Find all lines in the listing that include the word "JSON", then copy them.

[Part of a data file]
● ● ● ●

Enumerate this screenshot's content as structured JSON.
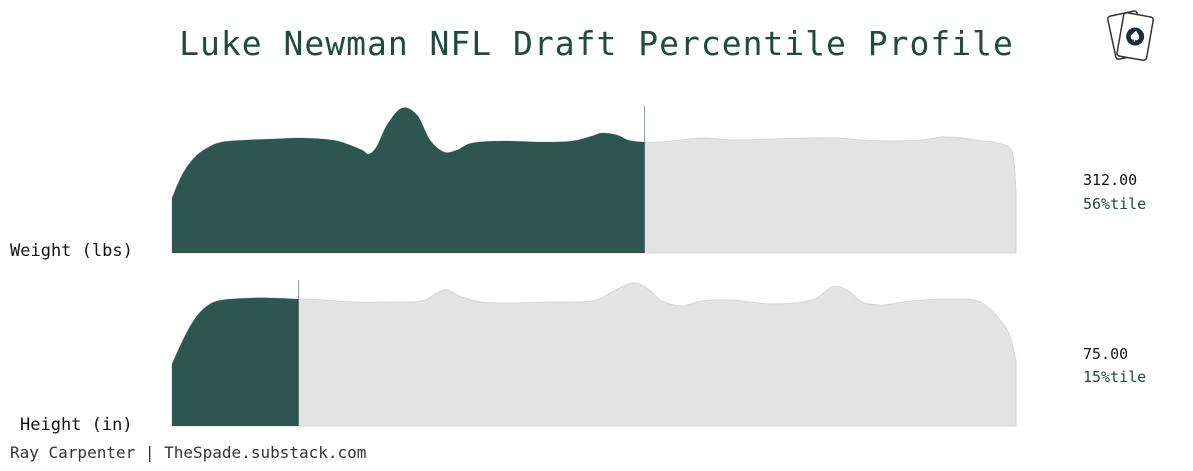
{
  "title": "Luke Newman NFL Draft Percentile Profile",
  "footer": "Ray Carpenter | TheSpade.substack.com",
  "colors": {
    "fill": "#2d564e",
    "background_dist": "#e3e3e3",
    "title": "#1f4a3e",
    "percentile_text": "#1f4a3e"
  },
  "logo_icon": "spade-playing-cards-icon",
  "chart_data": {
    "type": "area",
    "title": "Luke Newman NFL Draft Percentile Profile",
    "rows": [
      {
        "label": "Weight (lbs)",
        "value": "312.00",
        "percentile_text": "56%tile",
        "percentile": 56
      },
      {
        "label": "Height (in)",
        "value": "75.00",
        "percentile_text": "15%tile",
        "percentile": 15
      }
    ]
  }
}
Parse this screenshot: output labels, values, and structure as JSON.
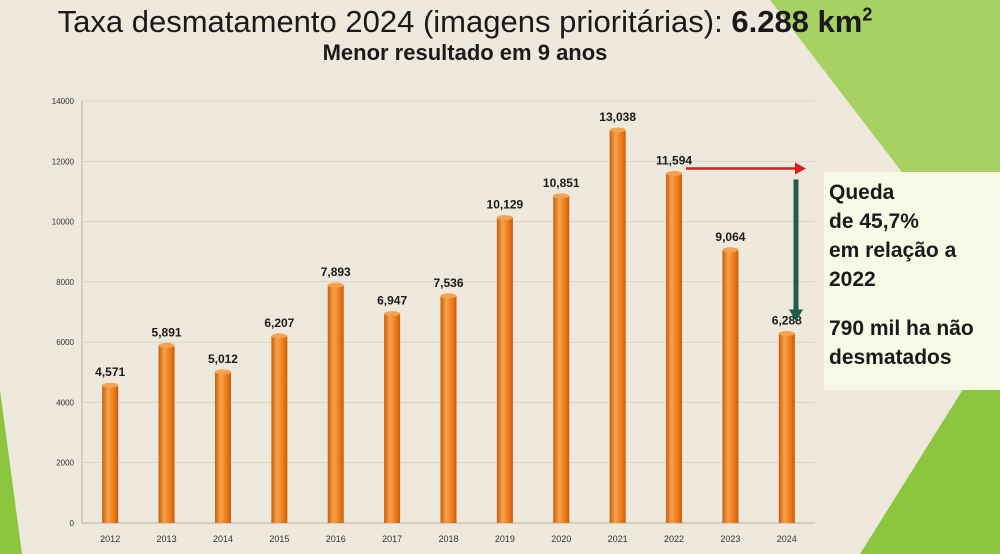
{
  "title": {
    "main": "Taxa desmatamento 2024 (imagens prioritárias): ",
    "value": "6.288 km",
    "sup": "2",
    "subtitle": "Menor resultado em 9 anos"
  },
  "callout": {
    "lines": [
      "Queda",
      "de 45,7%",
      "em relação a",
      "2022"
    ],
    "lines2": [
      "790 mil ha não",
      "desmatados"
    ]
  },
  "colors": {
    "bar": "#f07d1a",
    "bar_dark": "#c85e0a",
    "bar_light": "#f7a24f",
    "red_arrow": "#e01b1b",
    "green_arrow": "#1f5c4a",
    "grid": "#cfc9b8",
    "green_bg": "#8cc63f"
  },
  "chart_data": {
    "type": "bar",
    "categories": [
      "2012",
      "2013",
      "2014",
      "2015",
      "2016",
      "2017",
      "2018",
      "2019",
      "2020",
      "2021",
      "2022",
      "2023",
      "2024"
    ],
    "values": [
      4571,
      5891,
      5012,
      6207,
      7893,
      6947,
      7536,
      10129,
      10851,
      13038,
      11594,
      9064,
      6288
    ],
    "data_labels": [
      "4,571",
      "5,891",
      "5,012",
      "6,207",
      "7,893",
      "6,947",
      "7,536",
      "10,129",
      "10,851",
      "13,038",
      "11,594",
      "9,064",
      "6,288"
    ],
    "yticks": [
      0,
      2000,
      4000,
      6000,
      8000,
      10000,
      12000,
      14000
    ],
    "ylim": [
      0,
      14000
    ],
    "grid": true,
    "legend": "none",
    "annotations": [
      {
        "type": "arrow-right",
        "from": "2022",
        "color": "red"
      },
      {
        "type": "arrow-down",
        "from_value": 11594,
        "to_value": 6288,
        "color": "dark-green"
      }
    ]
  }
}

● ● ● ●

— Answer to the exercise —
Enumerate this screenshot's content as structured JSON.
Parse this screenshot: output labels, values, and structure as JSON.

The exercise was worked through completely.